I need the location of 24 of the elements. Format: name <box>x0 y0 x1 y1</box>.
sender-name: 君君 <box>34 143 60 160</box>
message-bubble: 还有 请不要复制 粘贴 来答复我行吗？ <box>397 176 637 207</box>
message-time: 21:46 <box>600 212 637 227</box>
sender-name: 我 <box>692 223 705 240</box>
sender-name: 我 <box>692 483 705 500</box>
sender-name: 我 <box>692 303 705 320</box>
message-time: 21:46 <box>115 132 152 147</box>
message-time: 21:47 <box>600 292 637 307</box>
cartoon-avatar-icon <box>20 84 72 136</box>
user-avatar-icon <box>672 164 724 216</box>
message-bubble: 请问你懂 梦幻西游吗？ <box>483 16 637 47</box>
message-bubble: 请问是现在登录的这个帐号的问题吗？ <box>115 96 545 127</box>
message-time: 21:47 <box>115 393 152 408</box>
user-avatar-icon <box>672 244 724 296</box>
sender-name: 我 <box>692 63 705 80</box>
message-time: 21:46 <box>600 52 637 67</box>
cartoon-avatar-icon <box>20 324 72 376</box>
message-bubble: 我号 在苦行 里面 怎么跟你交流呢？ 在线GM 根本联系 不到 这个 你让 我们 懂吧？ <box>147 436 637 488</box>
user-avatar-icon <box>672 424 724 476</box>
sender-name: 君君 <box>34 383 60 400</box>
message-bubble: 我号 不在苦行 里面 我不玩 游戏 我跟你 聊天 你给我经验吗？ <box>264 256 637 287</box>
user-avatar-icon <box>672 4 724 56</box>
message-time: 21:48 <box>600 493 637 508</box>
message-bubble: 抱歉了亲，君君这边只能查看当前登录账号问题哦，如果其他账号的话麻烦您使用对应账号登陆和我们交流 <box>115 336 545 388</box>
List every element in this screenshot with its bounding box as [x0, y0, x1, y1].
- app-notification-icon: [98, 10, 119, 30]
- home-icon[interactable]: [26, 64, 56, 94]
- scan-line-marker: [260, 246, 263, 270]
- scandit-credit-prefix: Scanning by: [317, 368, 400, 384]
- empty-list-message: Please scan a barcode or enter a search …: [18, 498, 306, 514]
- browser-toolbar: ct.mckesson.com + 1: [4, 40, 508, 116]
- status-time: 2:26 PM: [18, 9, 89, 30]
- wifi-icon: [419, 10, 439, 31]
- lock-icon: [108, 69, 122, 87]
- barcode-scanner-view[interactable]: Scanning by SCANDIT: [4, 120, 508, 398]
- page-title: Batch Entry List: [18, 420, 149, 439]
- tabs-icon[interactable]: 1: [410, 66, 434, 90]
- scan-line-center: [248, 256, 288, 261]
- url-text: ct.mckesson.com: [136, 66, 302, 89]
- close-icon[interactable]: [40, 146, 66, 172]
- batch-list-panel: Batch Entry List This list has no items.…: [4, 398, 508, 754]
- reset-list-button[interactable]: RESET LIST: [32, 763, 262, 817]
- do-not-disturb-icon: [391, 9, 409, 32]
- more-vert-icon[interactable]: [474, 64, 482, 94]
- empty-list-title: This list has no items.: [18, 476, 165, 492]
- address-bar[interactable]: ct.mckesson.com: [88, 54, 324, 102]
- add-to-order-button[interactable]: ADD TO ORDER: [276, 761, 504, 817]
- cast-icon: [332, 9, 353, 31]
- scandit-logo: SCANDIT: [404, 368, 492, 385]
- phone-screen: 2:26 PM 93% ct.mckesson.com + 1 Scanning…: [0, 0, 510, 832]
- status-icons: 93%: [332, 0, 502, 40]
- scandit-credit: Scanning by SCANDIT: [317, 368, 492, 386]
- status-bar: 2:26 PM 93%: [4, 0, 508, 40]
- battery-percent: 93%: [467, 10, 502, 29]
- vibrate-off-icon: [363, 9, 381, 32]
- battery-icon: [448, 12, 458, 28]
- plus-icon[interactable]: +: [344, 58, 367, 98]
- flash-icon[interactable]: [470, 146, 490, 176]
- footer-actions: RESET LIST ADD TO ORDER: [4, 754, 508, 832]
::::
Render every row above as a numbered list, leaving out any blank lines.

▸ WRITTEN SOLUTION:
1. I need the location of 24 of the elements. Format: name <box>x0 y0 x1 y1</box>.
2. sender-name: 君君 <box>34 143 60 160</box>
3. message-bubble: 还有 请不要复制 粘贴 来答复我行吗？ <box>397 176 637 207</box>
4. message-time: 21:46 <box>600 212 637 227</box>
5. sender-name: 我 <box>692 223 705 240</box>
6. sender-name: 我 <box>692 483 705 500</box>
7. sender-name: 我 <box>692 303 705 320</box>
8. message-time: 21:46 <box>115 132 152 147</box>
9. message-time: 21:47 <box>600 292 637 307</box>
10. cartoon-avatar-icon <box>20 84 72 136</box>
11. user-avatar-icon <box>672 164 724 216</box>
12. message-bubble: 请问你懂 梦幻西游吗？ <box>483 16 637 47</box>
13. message-bubble: 请问是现在登录的这个帐号的问题吗？ <box>115 96 545 127</box>
14. message-time: 21:47 <box>115 393 152 408</box>
15. user-avatar-icon <box>672 244 724 296</box>
16. sender-name: 我 <box>692 63 705 80</box>
17. message-time: 21:46 <box>600 52 637 67</box>
18. cartoon-avatar-icon <box>20 324 72 376</box>
19. message-bubble: 我号 在苦行 里面 怎么跟你交流呢？ 在线GM 根本联系 不到 这个 你让 我们 懂吧？ <box>147 436 637 488</box>
20. user-avatar-icon <box>672 424 724 476</box>
21. sender-name: 君君 <box>34 383 60 400</box>
22. message-bubble: 我号 不在苦行 里面 我不玩 游戏 我跟你 聊天 你给我经验吗？ <box>264 256 637 287</box>
23. user-avatar-icon <box>672 4 724 56</box>
24. message-time: 21:48 <box>600 493 637 508</box>
25. message-bubble: 抱歉了亲，君君这边只能查看当前登录账号问题哦，如果其他账号的话麻烦您使用对应账号登陆和我们交流 <box>115 336 545 388</box>
26. List every element in this screenshot with its bounding box as [x0, y0, x1, y1].
27. - app-notification-icon: [98, 10, 119, 30]
28. - home-icon[interactable]: [26, 64, 56, 94]
29. - scan-line-marker: [260, 246, 263, 270]
30. - scandit-credit-prefix: Scanning by: [317, 368, 400, 384]
31. - empty-list-message: Please scan a barcode or enter a search …: [18, 498, 306, 514]
32. - browser-toolbar: ct.mckesson.com + 1: [4, 40, 508, 116]
33. - status-time: 2:26 PM: [18, 9, 89, 30]
34. - wifi-icon: [419, 10, 439, 31]
35. - lock-icon: [108, 69, 122, 87]
36. - barcode-scanner-view[interactable]: Scanning by SCANDIT: [4, 120, 508, 398]
37. - page-title: Batch Entry List: [18, 420, 149, 439]
38. - tabs-icon[interactable]: 1: [410, 66, 434, 90]
39. - scan-line-center: [248, 256, 288, 261]
40. - url-text: ct.mckesson.com: [136, 66, 302, 89]
41. - close-icon[interactable]: [40, 146, 66, 172]
42. - batch-list-panel: Batch Entry List This list has no items.…: [4, 398, 508, 754]
43. - reset-list-button[interactable]: RESET LIST: [32, 763, 262, 817]
44. - do-not-disturb-icon: [391, 9, 409, 32]
45. - more-vert-icon[interactable]: [474, 64, 482, 94]
46. - empty-list-title: This list has no items.: [18, 476, 165, 492]
47. - address-bar[interactable]: ct.mckesson.com: [88, 54, 324, 102]
48. - add-to-order-button[interactable]: ADD TO ORDER: [276, 761, 504, 817]
49. - cast-icon: [332, 9, 353, 31]
50. - scandit-logo: SCANDIT: [404, 368, 492, 385]
51. - phone-screen: 2:26 PM 93% ct.mckesson.com + 1 Scanning…: [0, 0, 510, 832]
52. - status-icons: 93%: [332, 0, 502, 40]
53. - scandit-credit: Scanning by SCANDIT: [317, 368, 492, 386]
54. - status-bar: 2:26 PM 93%: [4, 0, 508, 40]
55. - battery-percent: 93%: [467, 10, 502, 29]
56. - vibrate-off-icon: [363, 9, 381, 32]
57. - battery-icon: [448, 12, 458, 28]
58. - plus-icon[interactable]: +: [344, 58, 367, 98]
59. - flash-icon[interactable]: [470, 146, 490, 176]
60. - footer-actions: RESET LIST ADD TO ORDER: [4, 754, 508, 832]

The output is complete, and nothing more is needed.